[START]
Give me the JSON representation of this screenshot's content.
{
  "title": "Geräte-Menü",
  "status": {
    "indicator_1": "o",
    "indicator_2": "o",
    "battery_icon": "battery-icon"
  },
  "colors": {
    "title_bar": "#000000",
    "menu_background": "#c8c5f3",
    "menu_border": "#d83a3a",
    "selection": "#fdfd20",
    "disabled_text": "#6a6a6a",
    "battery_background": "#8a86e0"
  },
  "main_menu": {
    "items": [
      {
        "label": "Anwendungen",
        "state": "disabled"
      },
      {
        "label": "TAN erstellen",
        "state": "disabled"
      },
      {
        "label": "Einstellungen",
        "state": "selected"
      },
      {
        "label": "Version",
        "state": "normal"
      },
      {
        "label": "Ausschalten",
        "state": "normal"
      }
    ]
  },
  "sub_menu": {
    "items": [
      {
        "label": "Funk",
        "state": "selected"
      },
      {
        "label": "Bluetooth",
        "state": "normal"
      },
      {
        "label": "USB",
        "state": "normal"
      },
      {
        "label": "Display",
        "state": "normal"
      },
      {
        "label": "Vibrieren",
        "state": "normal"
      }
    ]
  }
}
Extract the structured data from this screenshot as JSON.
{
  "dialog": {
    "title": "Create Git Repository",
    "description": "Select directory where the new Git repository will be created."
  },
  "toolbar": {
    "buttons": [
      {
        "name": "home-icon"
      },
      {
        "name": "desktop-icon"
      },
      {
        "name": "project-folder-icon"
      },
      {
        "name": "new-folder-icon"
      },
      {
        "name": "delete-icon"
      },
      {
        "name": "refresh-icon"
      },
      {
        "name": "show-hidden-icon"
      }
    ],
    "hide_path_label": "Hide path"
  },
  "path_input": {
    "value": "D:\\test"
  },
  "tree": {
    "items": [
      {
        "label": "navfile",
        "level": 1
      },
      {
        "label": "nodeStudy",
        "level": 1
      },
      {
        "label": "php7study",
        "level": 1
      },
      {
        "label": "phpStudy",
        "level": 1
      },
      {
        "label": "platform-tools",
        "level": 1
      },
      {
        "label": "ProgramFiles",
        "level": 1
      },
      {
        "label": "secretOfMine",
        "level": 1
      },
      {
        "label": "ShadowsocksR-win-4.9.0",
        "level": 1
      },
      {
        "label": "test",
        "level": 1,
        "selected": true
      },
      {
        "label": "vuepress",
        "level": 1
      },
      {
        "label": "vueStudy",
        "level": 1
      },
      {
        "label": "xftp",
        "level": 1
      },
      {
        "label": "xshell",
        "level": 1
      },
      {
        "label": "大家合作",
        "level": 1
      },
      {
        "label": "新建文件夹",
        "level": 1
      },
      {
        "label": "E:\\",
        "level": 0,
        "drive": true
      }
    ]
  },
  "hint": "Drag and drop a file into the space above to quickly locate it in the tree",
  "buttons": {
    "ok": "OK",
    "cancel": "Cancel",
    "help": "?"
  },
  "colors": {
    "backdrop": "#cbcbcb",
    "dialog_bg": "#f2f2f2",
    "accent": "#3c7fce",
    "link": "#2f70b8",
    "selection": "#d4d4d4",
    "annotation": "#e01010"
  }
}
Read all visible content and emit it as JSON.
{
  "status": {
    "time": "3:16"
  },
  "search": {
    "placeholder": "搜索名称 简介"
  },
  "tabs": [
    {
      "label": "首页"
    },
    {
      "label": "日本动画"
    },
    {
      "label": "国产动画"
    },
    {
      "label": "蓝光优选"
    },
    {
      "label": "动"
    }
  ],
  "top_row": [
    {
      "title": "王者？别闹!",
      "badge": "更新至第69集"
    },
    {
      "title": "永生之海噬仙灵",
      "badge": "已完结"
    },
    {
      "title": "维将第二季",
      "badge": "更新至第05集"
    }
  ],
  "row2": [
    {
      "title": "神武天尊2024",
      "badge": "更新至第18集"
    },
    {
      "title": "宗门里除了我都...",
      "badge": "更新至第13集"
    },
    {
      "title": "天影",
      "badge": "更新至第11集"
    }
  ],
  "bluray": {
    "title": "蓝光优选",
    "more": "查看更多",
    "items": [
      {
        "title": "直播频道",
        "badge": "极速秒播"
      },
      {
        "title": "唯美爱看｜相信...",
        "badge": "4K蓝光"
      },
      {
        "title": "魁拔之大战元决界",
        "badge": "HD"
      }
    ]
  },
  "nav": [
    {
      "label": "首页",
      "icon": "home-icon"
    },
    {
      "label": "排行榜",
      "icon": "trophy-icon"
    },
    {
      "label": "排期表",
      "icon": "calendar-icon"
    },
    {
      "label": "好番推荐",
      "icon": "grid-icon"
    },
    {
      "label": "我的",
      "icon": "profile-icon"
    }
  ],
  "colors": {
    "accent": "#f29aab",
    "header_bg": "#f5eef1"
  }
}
[END]
WHAT THE EXERCISE ASKS >> Filter the records above and return every line that holds the word "badge".

CORRECT OUTPUT >>
      "badge": "更新至第69集"
      "badge": "已完结"
      "badge": "更新至第05集"
      "badge": "更新至第18集"
      "badge": "更新至第13集"
      "badge": "更新至第11集"
        "badge": "极速秒播"
        "badge": "4K蓝光"
        "badge": "HD"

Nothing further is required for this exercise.